* WHAT YOU SHOULD DO *
Return every entry exactly.

* TASK INPUTS *
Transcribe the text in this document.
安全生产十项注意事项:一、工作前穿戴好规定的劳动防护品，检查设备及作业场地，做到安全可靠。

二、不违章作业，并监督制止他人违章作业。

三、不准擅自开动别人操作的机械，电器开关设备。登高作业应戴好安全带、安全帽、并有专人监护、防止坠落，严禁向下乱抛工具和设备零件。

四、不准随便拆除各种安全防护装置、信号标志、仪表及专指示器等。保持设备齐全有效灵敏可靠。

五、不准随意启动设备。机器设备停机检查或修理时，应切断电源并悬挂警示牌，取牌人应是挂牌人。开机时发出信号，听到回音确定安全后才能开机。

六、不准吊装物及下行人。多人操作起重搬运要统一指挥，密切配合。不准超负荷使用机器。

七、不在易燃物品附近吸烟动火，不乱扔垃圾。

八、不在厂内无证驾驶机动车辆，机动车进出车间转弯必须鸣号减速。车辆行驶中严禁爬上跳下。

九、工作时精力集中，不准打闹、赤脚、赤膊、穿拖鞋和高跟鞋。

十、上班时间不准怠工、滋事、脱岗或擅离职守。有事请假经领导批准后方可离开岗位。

* IN RESPONSE *
Transcribe the text in this document.
安全生产十项注意事项:一、工作前穿戴好规定的劳动防护品，检查设备及作业场地，做到安全可靠。

二、不违章作业，并监督制止他人违章作业。

三、不准擅自开动别人操作的机械，电器开关设备。登高作业应戴好安全带、安全帽、并有专人监护、防止坠落，严禁向下乱抛工具和设备零件。

四、不准随便拆除各种安全防护装置、信号标志、仪表及专指示器等。保持设备齐全有效灵敏可靠。

五、不准随意启动设备。机器设备停机检查或修理时，应切断电源并悬挂警示牌，取牌人应是挂牌人。开机时发出信号，听到回音确定安全后才能开机。

六、不准吊装物及下行人。多人操作起重搬运要统一指挥，密切配合。不准超负荷使用机器。

七、不在易燃物品附近吸烟动火，不乱扔垃圾。

八、不在厂内无证驾驶机动车辆，机动车进出车间转弯必须鸣号减速。车辆行驶中严禁爬上跳下。

九、工作时精力集中，不准打闹、赤脚、赤膊、穿拖鞋和高跟鞋。

十、上班时间不准怠工、滋事、脱岗或擅离职守。有事请假经领导批准后方可离开岗位。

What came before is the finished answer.